◆ **RECORDS FOR THIS TASK**
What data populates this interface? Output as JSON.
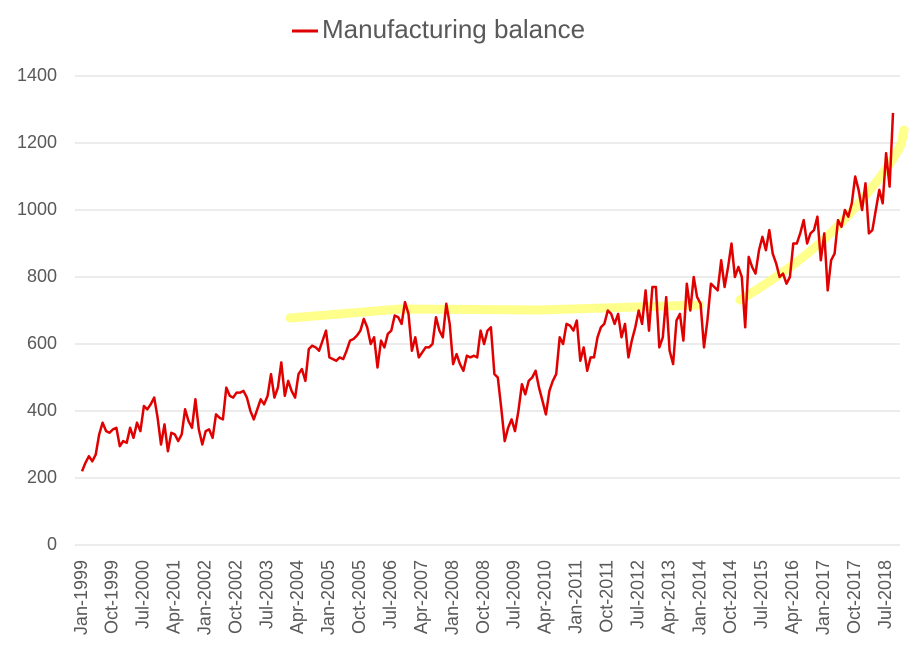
{
  "chart_data": {
    "type": "line",
    "categories": [
      "Jan-1999",
      null,
      null,
      null,
      null,
      null,
      null,
      null,
      null,
      "Oct-1999",
      null,
      null,
      null,
      null,
      null,
      null,
      null,
      null,
      "Jul-2000",
      null,
      null,
      null,
      null,
      null,
      null,
      null,
      null,
      "Apr-2001",
      null,
      null,
      null,
      null,
      null,
      null,
      null,
      null,
      "Jan-2002",
      null,
      null,
      null,
      null,
      null,
      null,
      null,
      null,
      "Oct-2002",
      null,
      null,
      null,
      null,
      null,
      null,
      null,
      null,
      "Jul-2003",
      null,
      null,
      null,
      null,
      null,
      null,
      null,
      null,
      "Apr-2004",
      null,
      null,
      null,
      null,
      null,
      null,
      null,
      null,
      "Jan-2005",
      null,
      null,
      null,
      null,
      null,
      null,
      null,
      null,
      "Oct-2005",
      null,
      null,
      null,
      null,
      null,
      null,
      null,
      null,
      "Jul-2006",
      null,
      null,
      null,
      null,
      null,
      null,
      null,
      null,
      "Apr-2007",
      null,
      null,
      null,
      null,
      null,
      null,
      null,
      null,
      "Jan-2008",
      null,
      null,
      null,
      null,
      null,
      null,
      null,
      null,
      "Oct-2008",
      null,
      null,
      null,
      null,
      null,
      null,
      null,
      null,
      "Jul-2009",
      null,
      null,
      null,
      null,
      null,
      null,
      null,
      null,
      "Apr-2010",
      null,
      null,
      null,
      null,
      null,
      null,
      null,
      null,
      "Jan-2011",
      null,
      null,
      null,
      null,
      null,
      null,
      null,
      null,
      "Oct-2011",
      null,
      null,
      null,
      null,
      null,
      null,
      null,
      null,
      "Jul-2012",
      null,
      null,
      null,
      null,
      null,
      null,
      null,
      null,
      "Apr-2013",
      null,
      null,
      null,
      null,
      null,
      null,
      null,
      null,
      "Jan-2014",
      null,
      null,
      null,
      null,
      null,
      null,
      null,
      null,
      "Oct-2014",
      null,
      null,
      null,
      null,
      null,
      null,
      null,
      null,
      "Jul-2015",
      null,
      null,
      null,
      null,
      null,
      null,
      null,
      null,
      "Apr-2016",
      null,
      null,
      null,
      null,
      null,
      null,
      null,
      null,
      "Jan-2017",
      null,
      null,
      null,
      null,
      null,
      null,
      null,
      null,
      "Oct-2017",
      null,
      null,
      null,
      null,
      null,
      null,
      null,
      null,
      "Jul-2018",
      null,
      null
    ],
    "series": [
      {
        "name": "Manufacturing balance",
        "color": "#e00000",
        "values": [
          220,
          245,
          265,
          250,
          270,
          330,
          365,
          340,
          335,
          345,
          350,
          295,
          310,
          305,
          350,
          320,
          365,
          340,
          415,
          405,
          420,
          440,
          380,
          300,
          360,
          280,
          335,
          330,
          310,
          330,
          405,
          370,
          350,
          435,
          345,
          300,
          340,
          345,
          320,
          390,
          380,
          375,
          470,
          445,
          440,
          455,
          455,
          460,
          440,
          400,
          375,
          405,
          435,
          420,
          445,
          510,
          440,
          470,
          545,
          445,
          490,
          460,
          440,
          510,
          525,
          490,
          585,
          595,
          590,
          580,
          610,
          640,
          560,
          555,
          550,
          560,
          555,
          580,
          610,
          615,
          625,
          640,
          675,
          650,
          600,
          620,
          530,
          610,
          590,
          630,
          640,
          685,
          680,
          660,
          725,
          690,
          580,
          620,
          560,
          575,
          590,
          590,
          600,
          680,
          640,
          620,
          720,
          660,
          540,
          570,
          540,
          520,
          565,
          560,
          565,
          560,
          640,
          600,
          640,
          650,
          510,
          500,
          410,
          310,
          350,
          375,
          340,
          400,
          480,
          450,
          490,
          500,
          520,
          470,
          430,
          390,
          460,
          490,
          510,
          620,
          600,
          660,
          655,
          640,
          670,
          550,
          590,
          520,
          560,
          560,
          620,
          650,
          660,
          700,
          690,
          660,
          690,
          620,
          660,
          560,
          610,
          650,
          700,
          660,
          760,
          640,
          770,
          770,
          590,
          620,
          740,
          580,
          540,
          670,
          690,
          610,
          780,
          700,
          800,
          740,
          720,
          590,
          670,
          780,
          770,
          760,
          850,
          770,
          830,
          900,
          800,
          830,
          800,
          650,
          860,
          830,
          810,
          880,
          920,
          880,
          940,
          870,
          840,
          800,
          810,
          780,
          800,
          900,
          900,
          930,
          970,
          900,
          930,
          940,
          980,
          850,
          930,
          760,
          850,
          870,
          970,
          950,
          1000,
          980,
          1020,
          1100,
          1060,
          1000,
          1080,
          930,
          940,
          1000,
          1060,
          1020,
          1170,
          1070,
          1290
        ]
      }
    ],
    "ylim": [
      0,
      1400
    ],
    "yticks": [
      0,
      200,
      400,
      600,
      800,
      1000,
      1200,
      1400
    ],
    "grid": true,
    "legend": "top"
  }
}
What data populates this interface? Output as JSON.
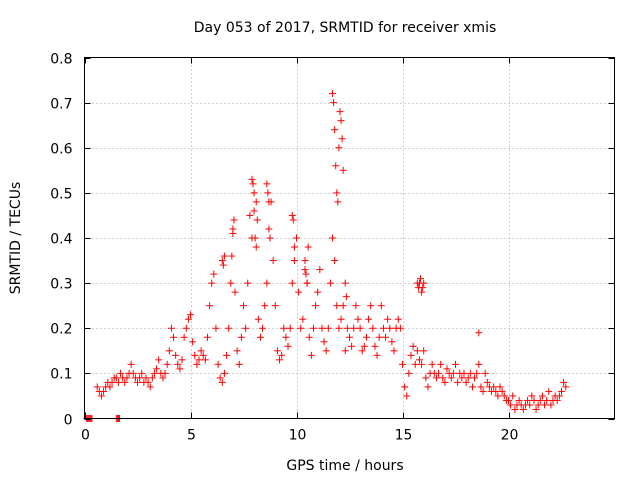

◆ **EXERCISE GOAL**
Return the listing above in full and without alteration, excluding its pictures.

◆ **REPLY**
What data populates this interface? Output as JSON.
{
  "chart_data": {
    "type": "line",
    "categories": [
      "Jan-1999",
      null,
      null,
      null,
      null,
      null,
      null,
      null,
      null,
      "Oct-1999",
      null,
      null,
      null,
      null,
      null,
      null,
      null,
      null,
      "Jul-2000",
      null,
      null,
      null,
      null,
      null,
      null,
      null,
      null,
      "Apr-2001",
      null,
      null,
      null,
      null,
      null,
      null,
      null,
      null,
      "Jan-2002",
      null,
      null,
      null,
      null,
      null,
      null,
      null,
      null,
      "Oct-2002",
      null,
      null,
      null,
      null,
      null,
      null,
      null,
      null,
      "Jul-2003",
      null,
      null,
      null,
      null,
      null,
      null,
      null,
      null,
      "Apr-2004",
      null,
      null,
      null,
      null,
      null,
      null,
      null,
      null,
      "Jan-2005",
      null,
      null,
      null,
      null,
      null,
      null,
      null,
      null,
      "Oct-2005",
      null,
      null,
      null,
      null,
      null,
      null,
      null,
      null,
      "Jul-2006",
      null,
      null,
      null,
      null,
      null,
      null,
      null,
      null,
      "Apr-2007",
      null,
      null,
      null,
      null,
      null,
      null,
      null,
      null,
      "Jan-2008",
      null,
      null,
      null,
      null,
      null,
      null,
      null,
      null,
      "Oct-2008",
      null,
      null,
      null,
      null,
      null,
      null,
      null,
      null,
      "Jul-2009",
      null,
      null,
      null,
      null,
      null,
      null,
      null,
      null,
      "Apr-2010",
      null,
      null,
      null,
      null,
      null,
      null,
      null,
      null,
      "Jan-2011",
      null,
      null,
      null,
      null,
      null,
      null,
      null,
      null,
      "Oct-2011",
      null,
      null,
      null,
      null,
      null,
      null,
      null,
      null,
      "Jul-2012",
      null,
      null,
      null,
      null,
      null,
      null,
      null,
      null,
      "Apr-2013",
      null,
      null,
      null,
      null,
      null,
      null,
      null,
      null,
      "Jan-2014",
      null,
      null,
      null,
      null,
      null,
      null,
      null,
      null,
      "Oct-2014",
      null,
      null,
      null,
      null,
      null,
      null,
      null,
      null,
      "Jul-2015",
      null,
      null,
      null,
      null,
      null,
      null,
      null,
      null,
      "Apr-2016",
      null,
      null,
      null,
      null,
      null,
      null,
      null,
      null,
      "Jan-2017",
      null,
      null,
      null,
      null,
      null,
      null,
      null,
      null,
      "Oct-2017",
      null,
      null,
      null,
      null,
      null,
      null,
      null,
      null,
      "Jul-2018",
      null,
      null
    ],
    "series": [
      {
        "name": "Manufacturing balance",
        "color": "#e00000",
        "values": [
          220,
          245,
          265,
          250,
          270,
          330,
          365,
          340,
          335,
          345,
          350,
          295,
          310,
          305,
          350,
          320,
          365,
          340,
          415,
          405,
          420,
          440,
          380,
          300,
          360,
          280,
          335,
          330,
          310,
          330,
          405,
          370,
          350,
          435,
          345,
          300,
          340,
          345,
          320,
          390,
          380,
          375,
          470,
          445,
          440,
          455,
          455,
          460,
          440,
          400,
          375,
          405,
          435,
          420,
          445,
          510,
          440,
          470,
          545,
          445,
          490,
          460,
          440,
          510,
          525,
          490,
          585,
          595,
          590,
          580,
          610,
          640,
          560,
          555,
          550,
          560,
          555,
          580,
          610,
          615,
          625,
          640,
          675,
          650,
          600,
          620,
          530,
          610,
          590,
          630,
          640,
          685,
          680,
          660,
          725,
          690,
          580,
          620,
          560,
          575,
          590,
          590,
          600,
          680,
          640,
          620,
          720,
          660,
          540,
          570,
          540,
          520,
          565,
          560,
          565,
          560,
          640,
          600,
          640,
          650,
          510,
          500,
          410,
          310,
          350,
          375,
          340,
          400,
          480,
          450,
          490,
          500,
          520,
          470,
          430,
          390,
          460,
          490,
          510,
          620,
          600,
          660,
          655,
          640,
          670,
          550,
          590,
          520,
          560,
          560,
          620,
          650,
          660,
          700,
          690,
          660,
          690,
          620,
          660,
          560,
          610,
          650,
          700,
          660,
          760,
          640,
          770,
          770,
          590,
          620,
          740,
          580,
          540,
          670,
          690,
          610,
          780,
          700,
          800,
          740,
          720,
          590,
          670,
          780,
          770,
          760,
          850,
          770,
          830,
          900,
          800,
          830,
          800,
          650,
          860,
          830,
          810,
          880,
          920,
          880,
          940,
          870,
          840,
          800,
          810,
          780,
          800,
          900,
          900,
          930,
          970,
          900,
          930,
          940,
          980,
          850,
          930,
          760,
          850,
          870,
          970,
          950,
          1000,
          980,
          1020,
          1100,
          1060,
          1000,
          1080,
          930,
          940,
          1000,
          1060,
          1020,
          1170,
          1070,
          1290
        ]
      }
    ],
    "ylim": [
      0,
      1400
    ],
    "yticks": [
      0,
      200,
      400,
      600,
      800,
      1000,
      1200,
      1400
    ],
    "grid": true,
    "legend": "top"
  }
}
What data populates this interface? Output as JSON.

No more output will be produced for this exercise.